This report contains forward-looking statements within the meaning of Section
27A of the Securities Act of 1933 and Section 21E of the Securities Exchange Act
of 1934. Actual results could differ materially from those projected in the
forward-looking statements as a result of the risk factors set forth in this
report, the Company's Annual Report on Form 10-KSB and other reports and
documents that the Company files with the Securities and Exchange Commission.
The Company maintains a cash balance that it believes is sufficient to sustain
corporate operations until December 31, 2001. The losses through the quarter
ended September 30, 2000 were due to operating expenses of the Company.
Continued sales of the Company's equity and debt securities have allowed the
Company to maintain a positive cash flow balance.
The Company completed final testing of its initial product called myIVAN(TM)
during its third quarter. This product, is now available at no charge for
direct download from the Company's website, http://www.myivan.com, as well as by
mail order directed to the Company.
During the next twelve months, Management's business plan is for the Company to
take the following steps to further develop and market its products: during the
fourth quarter of 2000, the Company plans to begin a nationwide advertising
campaign to create public awareness and branding of its myIVAN(TM) online
products. This campaign is expected to continue through the fourth quarter of
2001. The Company has recently developed an upgrade product that adds additional
features and capabilities to the initial free myIVAN(TM) product. Further
development and marketing of this upgraded product will continue through 2001.

========================================

* _Requirement 1_
Summarize the quarterly report excerpt in two sentences.
* _Requirement 2_
According to the quarterly report excerpt, how can the myIVAN(TM) product be obtained?

========================================

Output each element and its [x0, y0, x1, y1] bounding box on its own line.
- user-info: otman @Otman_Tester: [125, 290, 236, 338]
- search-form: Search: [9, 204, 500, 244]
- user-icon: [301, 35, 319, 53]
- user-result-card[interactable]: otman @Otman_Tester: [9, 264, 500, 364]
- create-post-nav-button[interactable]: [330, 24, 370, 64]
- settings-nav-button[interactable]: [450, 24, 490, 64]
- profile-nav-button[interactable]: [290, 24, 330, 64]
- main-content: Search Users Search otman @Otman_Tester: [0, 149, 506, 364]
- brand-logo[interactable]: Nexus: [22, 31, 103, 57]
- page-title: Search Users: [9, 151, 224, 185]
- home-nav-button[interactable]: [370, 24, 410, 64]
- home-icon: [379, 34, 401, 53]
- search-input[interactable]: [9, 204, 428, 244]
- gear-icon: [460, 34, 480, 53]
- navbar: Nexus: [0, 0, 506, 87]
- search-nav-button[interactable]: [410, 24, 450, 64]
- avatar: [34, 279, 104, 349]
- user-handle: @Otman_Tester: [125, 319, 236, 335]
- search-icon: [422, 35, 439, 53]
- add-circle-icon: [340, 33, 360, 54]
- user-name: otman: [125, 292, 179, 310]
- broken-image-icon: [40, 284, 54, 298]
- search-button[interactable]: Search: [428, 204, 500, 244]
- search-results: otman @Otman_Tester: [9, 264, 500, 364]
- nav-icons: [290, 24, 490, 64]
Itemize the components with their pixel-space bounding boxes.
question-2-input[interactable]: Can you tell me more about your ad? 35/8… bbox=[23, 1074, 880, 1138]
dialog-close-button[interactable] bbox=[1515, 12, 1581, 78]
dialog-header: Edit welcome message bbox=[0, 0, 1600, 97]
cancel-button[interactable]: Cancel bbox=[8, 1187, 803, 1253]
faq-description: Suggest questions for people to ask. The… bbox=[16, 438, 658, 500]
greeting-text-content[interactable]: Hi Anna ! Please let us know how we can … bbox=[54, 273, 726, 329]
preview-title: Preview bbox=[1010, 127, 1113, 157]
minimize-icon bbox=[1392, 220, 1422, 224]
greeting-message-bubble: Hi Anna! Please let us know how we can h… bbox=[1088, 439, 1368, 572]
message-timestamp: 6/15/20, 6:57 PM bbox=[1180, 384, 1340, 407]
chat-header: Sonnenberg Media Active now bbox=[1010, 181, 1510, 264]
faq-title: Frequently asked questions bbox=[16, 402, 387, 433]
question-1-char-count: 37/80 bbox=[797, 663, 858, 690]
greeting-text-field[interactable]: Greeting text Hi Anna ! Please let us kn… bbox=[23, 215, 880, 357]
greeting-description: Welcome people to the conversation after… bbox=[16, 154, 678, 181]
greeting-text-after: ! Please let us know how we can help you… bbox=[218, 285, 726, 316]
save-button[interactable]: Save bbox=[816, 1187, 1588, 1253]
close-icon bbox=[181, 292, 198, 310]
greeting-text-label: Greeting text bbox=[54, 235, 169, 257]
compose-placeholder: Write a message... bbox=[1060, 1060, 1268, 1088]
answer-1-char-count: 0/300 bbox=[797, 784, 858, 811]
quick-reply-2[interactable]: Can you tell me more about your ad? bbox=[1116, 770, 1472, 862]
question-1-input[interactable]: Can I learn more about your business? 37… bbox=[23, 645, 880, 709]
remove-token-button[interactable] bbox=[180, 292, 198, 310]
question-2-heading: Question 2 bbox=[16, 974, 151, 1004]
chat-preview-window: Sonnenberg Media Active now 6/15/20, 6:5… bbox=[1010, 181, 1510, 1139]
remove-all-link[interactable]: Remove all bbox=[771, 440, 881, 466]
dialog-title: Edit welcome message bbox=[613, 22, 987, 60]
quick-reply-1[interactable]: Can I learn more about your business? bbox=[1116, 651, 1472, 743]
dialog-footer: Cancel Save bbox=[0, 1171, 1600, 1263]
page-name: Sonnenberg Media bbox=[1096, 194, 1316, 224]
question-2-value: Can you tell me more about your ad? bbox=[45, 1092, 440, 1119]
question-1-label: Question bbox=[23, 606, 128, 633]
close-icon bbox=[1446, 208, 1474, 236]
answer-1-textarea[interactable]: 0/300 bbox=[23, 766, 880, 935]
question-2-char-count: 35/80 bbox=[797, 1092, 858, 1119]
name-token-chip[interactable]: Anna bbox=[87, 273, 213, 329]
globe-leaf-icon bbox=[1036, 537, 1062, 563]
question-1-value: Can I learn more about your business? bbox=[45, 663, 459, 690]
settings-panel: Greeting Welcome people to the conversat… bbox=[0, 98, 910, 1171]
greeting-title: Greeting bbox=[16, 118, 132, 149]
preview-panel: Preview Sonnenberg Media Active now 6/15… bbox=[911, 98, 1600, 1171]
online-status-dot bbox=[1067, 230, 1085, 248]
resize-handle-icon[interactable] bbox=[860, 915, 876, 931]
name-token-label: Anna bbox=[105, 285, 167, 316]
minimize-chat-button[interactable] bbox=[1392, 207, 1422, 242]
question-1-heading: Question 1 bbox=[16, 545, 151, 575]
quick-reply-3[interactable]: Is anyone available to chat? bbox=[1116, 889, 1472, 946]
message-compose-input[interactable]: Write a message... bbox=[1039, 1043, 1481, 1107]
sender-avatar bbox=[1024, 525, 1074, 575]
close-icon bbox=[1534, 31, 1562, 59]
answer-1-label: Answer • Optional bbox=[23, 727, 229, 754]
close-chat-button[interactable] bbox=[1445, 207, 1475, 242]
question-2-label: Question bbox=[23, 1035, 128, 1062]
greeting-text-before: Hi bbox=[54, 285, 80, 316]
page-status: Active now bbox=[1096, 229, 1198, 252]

========================================

* _Response 1_
The Company believes its cash balance will sustain operations until December 31, 2001, and its losses through the quarter ended September 30, 2000 came from operating expenses, while continued sales of its equity and debt securities have kept its cash flow balance positive. It completed final testing of its free myIVAN(TM) product in its third quarter and plans a nationwide advertising campaign from the fourth quarter of 2000 through the fourth quarter of 2001, while further developing and marketing an upgrade product through 2001.

* _Response 2_
It can be downloaded at no charge from the Company's website, http://www.myivan.com, or requested by mail order directed to the Company.